▸ WHAT IS REQUIRED
Copy out each line featuring the string "background" from the entries beneath.
Start of MATERIAL FOR THIS EXERCISE
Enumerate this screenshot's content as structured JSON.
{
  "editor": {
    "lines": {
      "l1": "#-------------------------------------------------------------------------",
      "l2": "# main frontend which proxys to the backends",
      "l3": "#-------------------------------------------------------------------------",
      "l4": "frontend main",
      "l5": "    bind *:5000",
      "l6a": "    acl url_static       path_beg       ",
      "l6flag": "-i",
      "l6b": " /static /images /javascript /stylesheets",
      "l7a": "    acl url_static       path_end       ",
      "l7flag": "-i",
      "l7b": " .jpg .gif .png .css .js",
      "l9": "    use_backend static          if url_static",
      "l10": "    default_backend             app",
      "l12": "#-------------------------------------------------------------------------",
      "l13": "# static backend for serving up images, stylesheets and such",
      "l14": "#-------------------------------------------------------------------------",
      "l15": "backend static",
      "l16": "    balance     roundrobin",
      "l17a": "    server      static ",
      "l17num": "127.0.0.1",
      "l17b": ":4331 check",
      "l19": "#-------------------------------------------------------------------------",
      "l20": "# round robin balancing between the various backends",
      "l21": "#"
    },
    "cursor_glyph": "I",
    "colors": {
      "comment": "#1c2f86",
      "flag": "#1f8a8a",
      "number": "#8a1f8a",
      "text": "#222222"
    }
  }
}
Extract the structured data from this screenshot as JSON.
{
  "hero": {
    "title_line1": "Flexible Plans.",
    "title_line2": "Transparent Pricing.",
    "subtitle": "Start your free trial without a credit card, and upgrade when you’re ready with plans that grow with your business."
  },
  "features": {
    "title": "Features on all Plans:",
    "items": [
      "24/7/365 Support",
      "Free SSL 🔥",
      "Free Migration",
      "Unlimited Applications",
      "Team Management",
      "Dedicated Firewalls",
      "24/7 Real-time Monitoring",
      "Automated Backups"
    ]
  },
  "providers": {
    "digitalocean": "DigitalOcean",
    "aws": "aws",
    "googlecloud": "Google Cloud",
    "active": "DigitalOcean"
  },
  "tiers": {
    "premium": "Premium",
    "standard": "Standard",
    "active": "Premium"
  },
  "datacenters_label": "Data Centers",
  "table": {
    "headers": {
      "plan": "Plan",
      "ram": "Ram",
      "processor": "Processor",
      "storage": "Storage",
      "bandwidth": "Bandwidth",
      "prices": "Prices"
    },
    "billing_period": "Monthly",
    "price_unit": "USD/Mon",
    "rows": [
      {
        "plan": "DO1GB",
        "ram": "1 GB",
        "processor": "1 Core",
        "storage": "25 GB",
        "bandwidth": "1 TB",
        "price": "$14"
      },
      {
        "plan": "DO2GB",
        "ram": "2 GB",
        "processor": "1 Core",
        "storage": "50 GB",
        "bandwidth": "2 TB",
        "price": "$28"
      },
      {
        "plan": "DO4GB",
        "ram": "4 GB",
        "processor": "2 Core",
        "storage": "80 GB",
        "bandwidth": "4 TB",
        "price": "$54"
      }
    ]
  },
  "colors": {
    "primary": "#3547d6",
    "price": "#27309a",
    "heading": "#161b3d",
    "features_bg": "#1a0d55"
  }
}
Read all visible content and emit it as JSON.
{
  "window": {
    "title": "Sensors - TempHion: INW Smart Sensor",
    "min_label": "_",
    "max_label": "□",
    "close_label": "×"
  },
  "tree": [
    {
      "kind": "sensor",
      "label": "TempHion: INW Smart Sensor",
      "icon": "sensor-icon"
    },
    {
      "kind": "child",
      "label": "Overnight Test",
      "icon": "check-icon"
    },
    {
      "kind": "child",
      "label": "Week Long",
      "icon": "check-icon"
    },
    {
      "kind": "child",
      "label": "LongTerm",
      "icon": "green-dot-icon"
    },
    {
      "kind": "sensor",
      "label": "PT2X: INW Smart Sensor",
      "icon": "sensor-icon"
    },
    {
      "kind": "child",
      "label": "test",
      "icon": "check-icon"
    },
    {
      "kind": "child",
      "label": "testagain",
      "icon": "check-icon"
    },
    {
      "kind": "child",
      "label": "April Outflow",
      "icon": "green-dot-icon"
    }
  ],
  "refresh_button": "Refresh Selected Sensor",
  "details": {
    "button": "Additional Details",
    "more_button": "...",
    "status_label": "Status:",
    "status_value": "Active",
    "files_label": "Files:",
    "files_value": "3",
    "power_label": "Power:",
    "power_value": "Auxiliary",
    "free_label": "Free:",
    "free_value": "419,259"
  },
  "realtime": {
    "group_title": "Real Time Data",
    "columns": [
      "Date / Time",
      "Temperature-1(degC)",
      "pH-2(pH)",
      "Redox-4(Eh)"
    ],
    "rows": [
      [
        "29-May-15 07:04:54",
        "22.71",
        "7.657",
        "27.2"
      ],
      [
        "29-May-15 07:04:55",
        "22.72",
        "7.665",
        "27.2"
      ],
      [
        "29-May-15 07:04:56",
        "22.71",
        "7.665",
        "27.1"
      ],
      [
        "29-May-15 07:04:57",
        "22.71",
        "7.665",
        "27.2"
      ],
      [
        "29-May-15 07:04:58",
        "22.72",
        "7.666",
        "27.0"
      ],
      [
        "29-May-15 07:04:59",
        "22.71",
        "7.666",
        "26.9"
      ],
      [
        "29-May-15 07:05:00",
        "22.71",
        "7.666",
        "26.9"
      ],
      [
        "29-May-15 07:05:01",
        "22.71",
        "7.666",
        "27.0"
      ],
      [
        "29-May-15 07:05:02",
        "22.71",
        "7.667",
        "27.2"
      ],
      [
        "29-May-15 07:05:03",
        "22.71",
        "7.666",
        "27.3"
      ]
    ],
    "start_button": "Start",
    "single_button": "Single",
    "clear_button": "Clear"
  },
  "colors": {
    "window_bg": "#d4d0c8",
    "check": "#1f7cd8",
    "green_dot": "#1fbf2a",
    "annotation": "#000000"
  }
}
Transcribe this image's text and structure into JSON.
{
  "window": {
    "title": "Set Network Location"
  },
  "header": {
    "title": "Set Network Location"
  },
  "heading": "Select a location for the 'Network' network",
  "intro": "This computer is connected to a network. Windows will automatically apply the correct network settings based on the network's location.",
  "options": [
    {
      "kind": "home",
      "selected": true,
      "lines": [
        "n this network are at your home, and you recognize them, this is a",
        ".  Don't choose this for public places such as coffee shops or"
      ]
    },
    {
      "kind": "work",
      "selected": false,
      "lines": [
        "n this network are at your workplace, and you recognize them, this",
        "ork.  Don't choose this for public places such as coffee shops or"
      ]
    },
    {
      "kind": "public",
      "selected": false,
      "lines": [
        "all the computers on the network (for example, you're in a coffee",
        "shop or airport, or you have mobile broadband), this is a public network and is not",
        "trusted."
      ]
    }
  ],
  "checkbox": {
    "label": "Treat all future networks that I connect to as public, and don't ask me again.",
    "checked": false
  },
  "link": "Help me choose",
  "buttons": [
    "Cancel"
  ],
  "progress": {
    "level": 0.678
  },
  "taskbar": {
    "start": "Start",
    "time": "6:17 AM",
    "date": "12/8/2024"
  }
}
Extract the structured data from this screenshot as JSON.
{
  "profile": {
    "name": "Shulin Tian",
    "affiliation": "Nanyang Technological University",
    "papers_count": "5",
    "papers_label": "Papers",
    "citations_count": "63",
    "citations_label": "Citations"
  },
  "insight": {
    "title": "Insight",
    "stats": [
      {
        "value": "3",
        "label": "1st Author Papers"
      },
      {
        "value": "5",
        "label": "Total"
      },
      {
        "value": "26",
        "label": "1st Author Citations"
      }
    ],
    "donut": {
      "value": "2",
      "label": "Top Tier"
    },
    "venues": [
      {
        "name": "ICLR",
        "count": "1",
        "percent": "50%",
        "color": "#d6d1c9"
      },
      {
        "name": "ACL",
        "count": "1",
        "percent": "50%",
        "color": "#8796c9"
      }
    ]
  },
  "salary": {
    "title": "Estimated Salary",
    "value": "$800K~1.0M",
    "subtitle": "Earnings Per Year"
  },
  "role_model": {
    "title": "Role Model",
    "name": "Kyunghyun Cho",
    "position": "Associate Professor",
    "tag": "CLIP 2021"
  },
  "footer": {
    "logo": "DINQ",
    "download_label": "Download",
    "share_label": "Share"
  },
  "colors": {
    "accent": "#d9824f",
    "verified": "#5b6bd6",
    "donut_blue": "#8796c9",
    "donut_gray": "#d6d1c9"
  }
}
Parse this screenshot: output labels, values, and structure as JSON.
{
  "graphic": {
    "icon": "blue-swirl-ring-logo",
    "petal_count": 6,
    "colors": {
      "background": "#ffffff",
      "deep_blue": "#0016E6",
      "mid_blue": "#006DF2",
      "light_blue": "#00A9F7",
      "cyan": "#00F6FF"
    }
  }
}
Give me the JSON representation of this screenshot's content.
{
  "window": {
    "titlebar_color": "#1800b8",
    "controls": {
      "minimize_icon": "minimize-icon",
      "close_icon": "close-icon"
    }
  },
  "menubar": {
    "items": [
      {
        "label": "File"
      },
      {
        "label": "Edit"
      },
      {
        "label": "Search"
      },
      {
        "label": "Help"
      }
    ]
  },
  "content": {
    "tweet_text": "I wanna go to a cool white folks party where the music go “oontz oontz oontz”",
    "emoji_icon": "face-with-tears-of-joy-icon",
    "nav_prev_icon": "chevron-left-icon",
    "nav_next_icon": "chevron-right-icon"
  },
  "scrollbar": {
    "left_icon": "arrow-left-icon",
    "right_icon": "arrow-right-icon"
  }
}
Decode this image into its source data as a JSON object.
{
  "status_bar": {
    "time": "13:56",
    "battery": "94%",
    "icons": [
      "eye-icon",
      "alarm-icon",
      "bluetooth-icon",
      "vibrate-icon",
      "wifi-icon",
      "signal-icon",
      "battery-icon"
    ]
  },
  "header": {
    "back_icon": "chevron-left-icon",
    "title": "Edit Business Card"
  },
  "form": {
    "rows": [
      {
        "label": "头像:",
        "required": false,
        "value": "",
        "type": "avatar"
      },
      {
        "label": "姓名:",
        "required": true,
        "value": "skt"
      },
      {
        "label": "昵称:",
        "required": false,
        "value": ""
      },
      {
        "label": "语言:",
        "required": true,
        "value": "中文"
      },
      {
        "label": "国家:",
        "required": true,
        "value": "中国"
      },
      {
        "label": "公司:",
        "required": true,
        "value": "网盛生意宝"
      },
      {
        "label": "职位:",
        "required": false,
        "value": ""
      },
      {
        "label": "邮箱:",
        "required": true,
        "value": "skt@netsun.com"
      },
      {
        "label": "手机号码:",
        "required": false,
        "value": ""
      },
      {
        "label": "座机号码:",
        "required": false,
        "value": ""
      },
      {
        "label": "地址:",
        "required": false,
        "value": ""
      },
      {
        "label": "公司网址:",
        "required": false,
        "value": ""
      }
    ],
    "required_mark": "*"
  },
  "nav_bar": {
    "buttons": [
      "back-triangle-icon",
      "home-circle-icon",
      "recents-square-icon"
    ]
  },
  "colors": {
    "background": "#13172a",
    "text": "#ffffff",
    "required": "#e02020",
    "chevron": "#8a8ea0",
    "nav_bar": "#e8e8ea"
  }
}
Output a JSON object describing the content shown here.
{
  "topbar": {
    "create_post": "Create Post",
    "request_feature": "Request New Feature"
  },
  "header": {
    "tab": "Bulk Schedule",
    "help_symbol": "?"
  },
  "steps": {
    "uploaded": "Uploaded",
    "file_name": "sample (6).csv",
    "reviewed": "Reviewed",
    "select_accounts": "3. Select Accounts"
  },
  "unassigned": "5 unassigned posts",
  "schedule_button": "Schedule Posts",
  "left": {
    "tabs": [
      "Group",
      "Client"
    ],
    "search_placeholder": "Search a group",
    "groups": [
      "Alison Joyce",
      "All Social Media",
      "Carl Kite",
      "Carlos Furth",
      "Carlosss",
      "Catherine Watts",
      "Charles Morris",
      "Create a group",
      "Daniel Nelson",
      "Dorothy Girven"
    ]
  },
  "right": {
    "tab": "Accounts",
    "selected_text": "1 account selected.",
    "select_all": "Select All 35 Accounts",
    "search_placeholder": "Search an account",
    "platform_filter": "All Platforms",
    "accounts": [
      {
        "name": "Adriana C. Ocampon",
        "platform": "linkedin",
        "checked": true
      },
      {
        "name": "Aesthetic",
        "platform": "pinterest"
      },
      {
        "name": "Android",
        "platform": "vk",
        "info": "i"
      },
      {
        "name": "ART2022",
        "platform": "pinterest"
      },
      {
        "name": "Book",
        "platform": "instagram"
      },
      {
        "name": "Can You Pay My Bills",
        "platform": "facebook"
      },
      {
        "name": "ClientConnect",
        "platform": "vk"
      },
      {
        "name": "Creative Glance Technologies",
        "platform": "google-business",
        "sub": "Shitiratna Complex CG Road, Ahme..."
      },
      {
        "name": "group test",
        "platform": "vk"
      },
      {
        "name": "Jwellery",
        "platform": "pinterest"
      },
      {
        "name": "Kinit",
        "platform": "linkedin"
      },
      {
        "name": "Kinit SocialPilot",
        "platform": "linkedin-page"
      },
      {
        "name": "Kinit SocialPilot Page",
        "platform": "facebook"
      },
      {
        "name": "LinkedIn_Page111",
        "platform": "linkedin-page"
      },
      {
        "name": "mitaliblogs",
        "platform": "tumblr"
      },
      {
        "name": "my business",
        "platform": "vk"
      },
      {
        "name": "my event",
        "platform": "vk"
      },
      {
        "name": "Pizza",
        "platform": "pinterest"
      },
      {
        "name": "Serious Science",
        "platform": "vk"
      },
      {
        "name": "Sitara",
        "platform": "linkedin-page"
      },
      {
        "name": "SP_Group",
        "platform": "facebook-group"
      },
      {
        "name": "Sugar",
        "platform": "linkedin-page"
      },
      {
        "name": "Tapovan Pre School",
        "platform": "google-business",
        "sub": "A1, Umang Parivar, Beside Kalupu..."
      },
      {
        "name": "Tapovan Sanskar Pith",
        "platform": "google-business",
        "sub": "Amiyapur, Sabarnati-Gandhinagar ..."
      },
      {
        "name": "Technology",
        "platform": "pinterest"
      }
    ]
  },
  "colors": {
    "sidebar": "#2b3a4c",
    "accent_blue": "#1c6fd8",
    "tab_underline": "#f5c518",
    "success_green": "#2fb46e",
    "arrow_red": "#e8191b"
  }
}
End of MATERIAL FOR THIS EXERCISE
▸ COMPLETE RESPONSE
      "background": "#ffffff",
    "background": "#13172a",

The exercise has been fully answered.